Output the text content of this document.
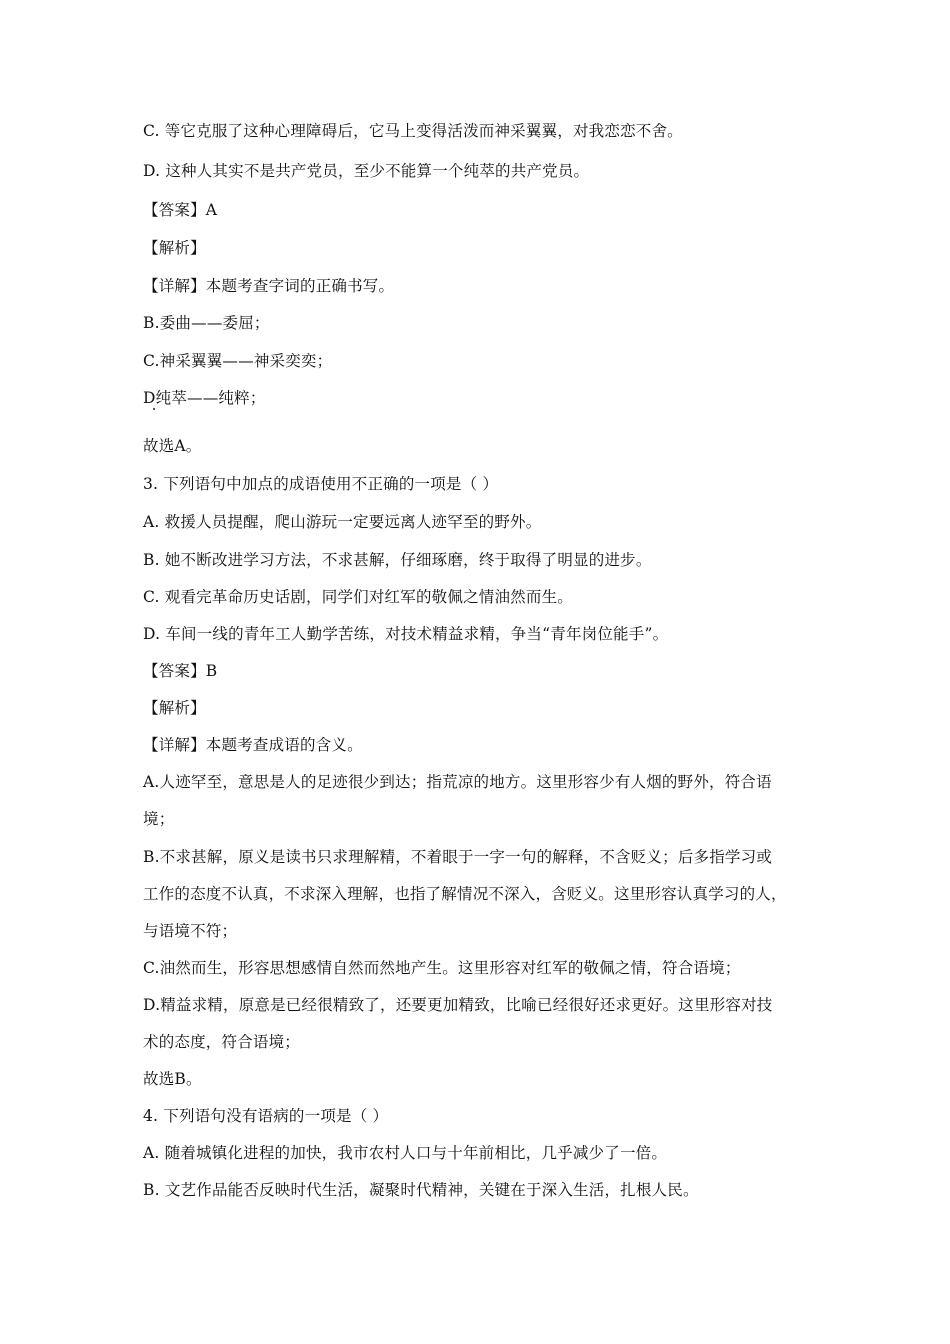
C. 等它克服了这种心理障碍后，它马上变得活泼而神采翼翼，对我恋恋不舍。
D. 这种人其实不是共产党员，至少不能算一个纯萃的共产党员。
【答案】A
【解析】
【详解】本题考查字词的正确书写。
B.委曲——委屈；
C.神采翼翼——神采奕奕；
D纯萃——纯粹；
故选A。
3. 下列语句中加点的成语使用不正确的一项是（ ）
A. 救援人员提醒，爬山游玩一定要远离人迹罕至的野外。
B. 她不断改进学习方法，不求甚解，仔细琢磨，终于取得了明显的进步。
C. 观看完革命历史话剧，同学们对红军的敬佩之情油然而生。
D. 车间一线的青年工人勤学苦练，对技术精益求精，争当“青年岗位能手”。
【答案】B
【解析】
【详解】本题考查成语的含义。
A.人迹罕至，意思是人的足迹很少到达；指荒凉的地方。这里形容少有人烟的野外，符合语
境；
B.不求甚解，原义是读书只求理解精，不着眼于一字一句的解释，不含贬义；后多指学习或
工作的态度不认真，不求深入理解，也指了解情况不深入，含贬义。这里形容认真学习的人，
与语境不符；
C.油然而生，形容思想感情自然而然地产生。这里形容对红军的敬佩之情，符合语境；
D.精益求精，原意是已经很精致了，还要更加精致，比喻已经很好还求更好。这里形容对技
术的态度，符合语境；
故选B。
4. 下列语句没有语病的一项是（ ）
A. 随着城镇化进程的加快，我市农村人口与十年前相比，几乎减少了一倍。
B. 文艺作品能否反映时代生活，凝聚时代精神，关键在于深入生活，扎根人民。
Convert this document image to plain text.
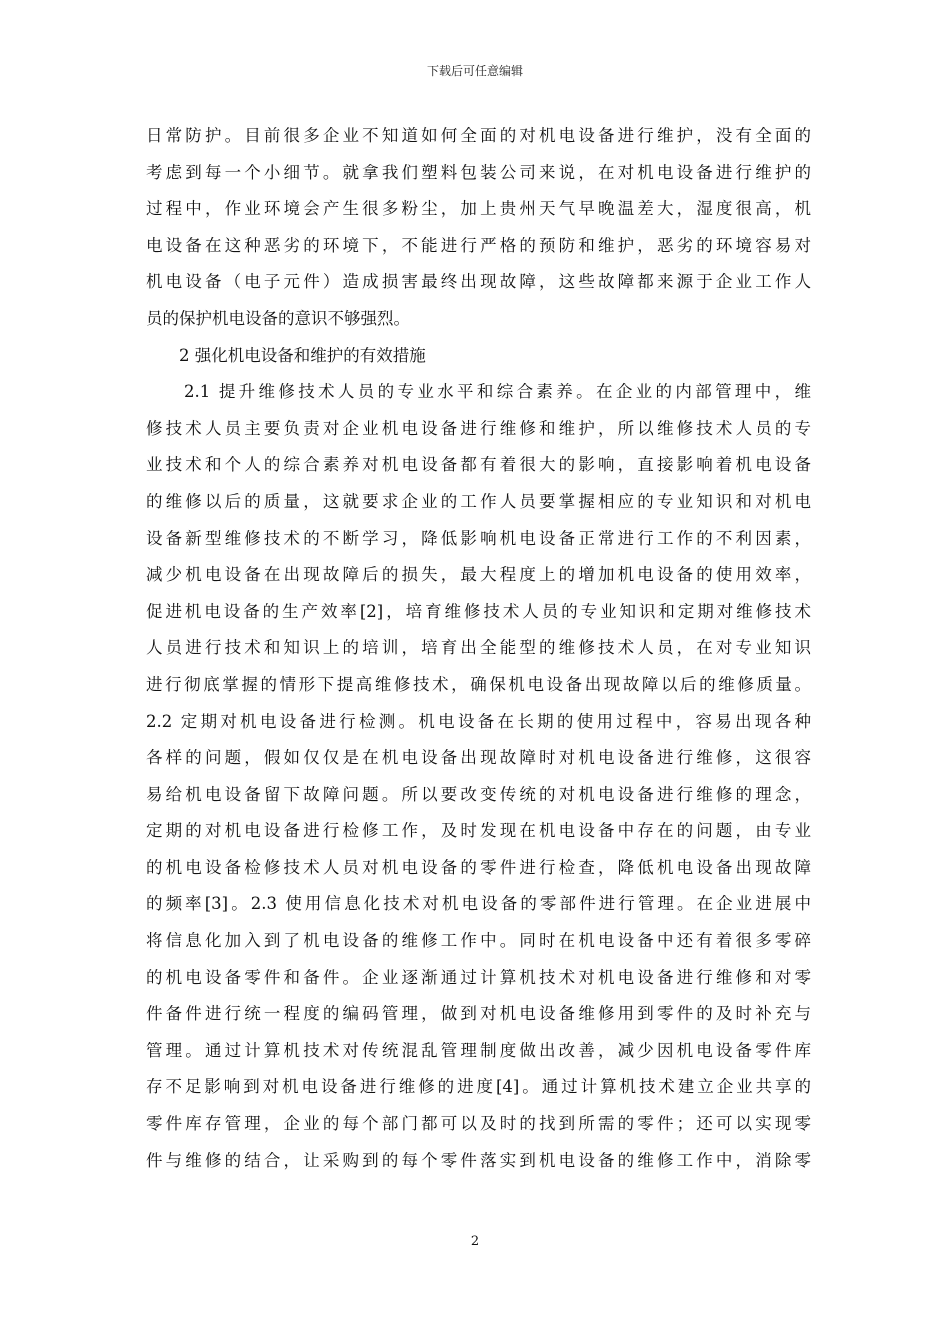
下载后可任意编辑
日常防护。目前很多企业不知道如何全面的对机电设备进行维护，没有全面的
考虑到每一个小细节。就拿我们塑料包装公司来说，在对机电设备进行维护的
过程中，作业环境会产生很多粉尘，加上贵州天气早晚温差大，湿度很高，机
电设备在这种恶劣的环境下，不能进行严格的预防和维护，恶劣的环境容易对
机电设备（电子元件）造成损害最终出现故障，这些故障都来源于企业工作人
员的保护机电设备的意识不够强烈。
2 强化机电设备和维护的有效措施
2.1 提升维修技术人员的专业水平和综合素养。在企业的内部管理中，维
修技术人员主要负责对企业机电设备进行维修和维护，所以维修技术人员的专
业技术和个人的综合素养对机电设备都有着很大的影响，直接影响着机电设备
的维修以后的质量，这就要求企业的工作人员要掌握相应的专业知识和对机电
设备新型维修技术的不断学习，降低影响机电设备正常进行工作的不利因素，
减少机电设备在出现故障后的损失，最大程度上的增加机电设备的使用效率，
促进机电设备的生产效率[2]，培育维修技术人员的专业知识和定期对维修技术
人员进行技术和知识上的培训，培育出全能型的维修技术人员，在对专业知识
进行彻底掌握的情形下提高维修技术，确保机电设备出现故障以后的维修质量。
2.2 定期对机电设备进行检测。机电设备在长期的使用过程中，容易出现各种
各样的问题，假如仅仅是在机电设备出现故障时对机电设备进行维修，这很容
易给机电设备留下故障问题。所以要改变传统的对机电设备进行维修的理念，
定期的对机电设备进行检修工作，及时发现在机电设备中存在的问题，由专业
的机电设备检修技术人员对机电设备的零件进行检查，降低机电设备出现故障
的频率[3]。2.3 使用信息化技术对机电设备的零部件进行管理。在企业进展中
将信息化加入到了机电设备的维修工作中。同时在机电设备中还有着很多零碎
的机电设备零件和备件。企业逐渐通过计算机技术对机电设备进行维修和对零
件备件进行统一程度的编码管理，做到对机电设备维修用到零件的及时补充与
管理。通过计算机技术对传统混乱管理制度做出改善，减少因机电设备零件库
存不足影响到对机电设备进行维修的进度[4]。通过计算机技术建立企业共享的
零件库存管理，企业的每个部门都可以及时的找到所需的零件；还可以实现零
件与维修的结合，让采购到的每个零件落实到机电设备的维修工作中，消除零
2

──────────

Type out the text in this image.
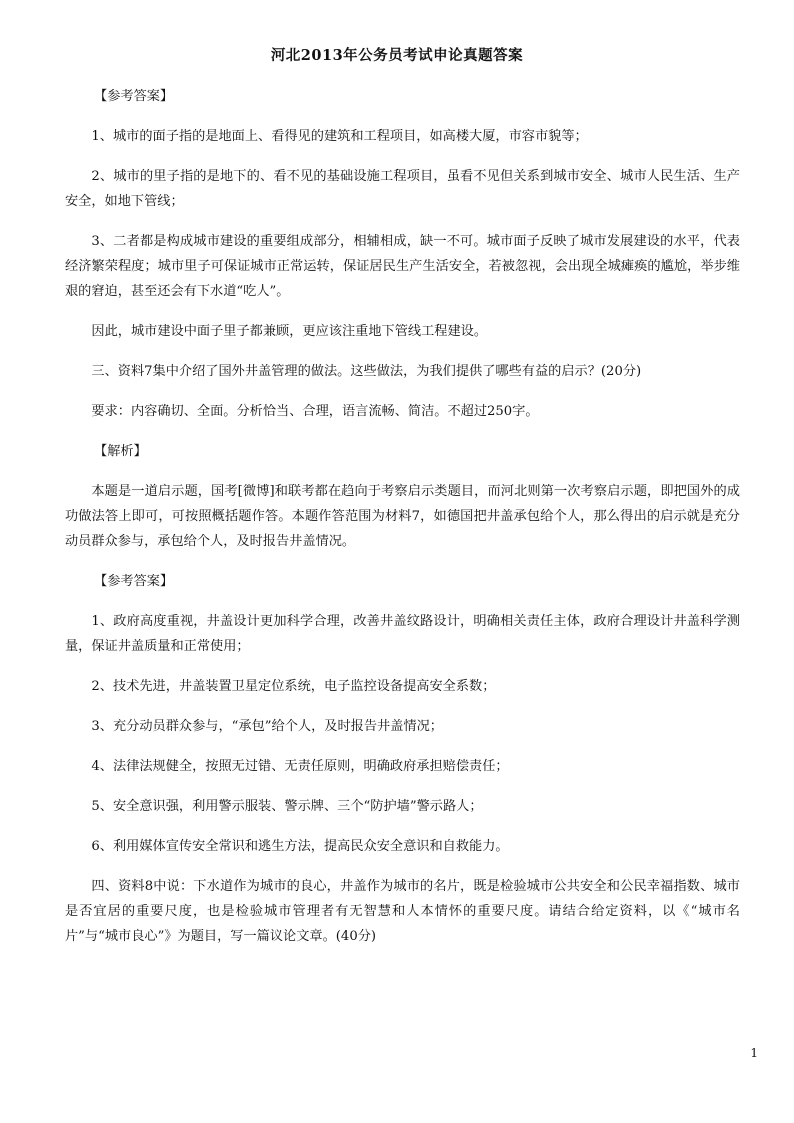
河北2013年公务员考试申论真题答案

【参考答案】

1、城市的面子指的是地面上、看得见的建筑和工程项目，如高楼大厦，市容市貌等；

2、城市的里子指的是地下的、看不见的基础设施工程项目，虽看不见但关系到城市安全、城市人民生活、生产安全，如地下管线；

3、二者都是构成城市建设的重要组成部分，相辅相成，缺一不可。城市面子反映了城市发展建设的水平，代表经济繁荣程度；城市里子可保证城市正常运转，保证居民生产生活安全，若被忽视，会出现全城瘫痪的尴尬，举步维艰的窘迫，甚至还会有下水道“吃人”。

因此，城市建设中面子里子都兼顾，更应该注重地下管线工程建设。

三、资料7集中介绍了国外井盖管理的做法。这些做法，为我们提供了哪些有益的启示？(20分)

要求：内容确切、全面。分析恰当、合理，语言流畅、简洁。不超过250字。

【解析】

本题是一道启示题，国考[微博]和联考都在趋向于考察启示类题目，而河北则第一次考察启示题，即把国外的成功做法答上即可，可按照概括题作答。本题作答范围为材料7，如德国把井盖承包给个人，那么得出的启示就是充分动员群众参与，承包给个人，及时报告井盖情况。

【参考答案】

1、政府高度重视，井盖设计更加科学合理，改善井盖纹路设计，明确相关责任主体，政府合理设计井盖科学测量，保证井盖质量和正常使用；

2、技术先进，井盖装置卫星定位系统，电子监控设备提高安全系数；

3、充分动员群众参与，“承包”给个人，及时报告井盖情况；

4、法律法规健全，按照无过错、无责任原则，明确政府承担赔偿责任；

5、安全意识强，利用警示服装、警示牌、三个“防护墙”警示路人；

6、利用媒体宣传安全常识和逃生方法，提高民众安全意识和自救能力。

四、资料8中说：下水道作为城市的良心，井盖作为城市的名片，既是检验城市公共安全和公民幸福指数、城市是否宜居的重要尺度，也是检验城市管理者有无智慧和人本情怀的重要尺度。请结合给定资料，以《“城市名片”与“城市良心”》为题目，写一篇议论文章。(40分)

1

──────────

— Required work —
Using the data above, copy each line that contains "text".

— Solution for this exercise —
Output the text content of this document.
Convert this document image to plain text.
Type out the text in this image.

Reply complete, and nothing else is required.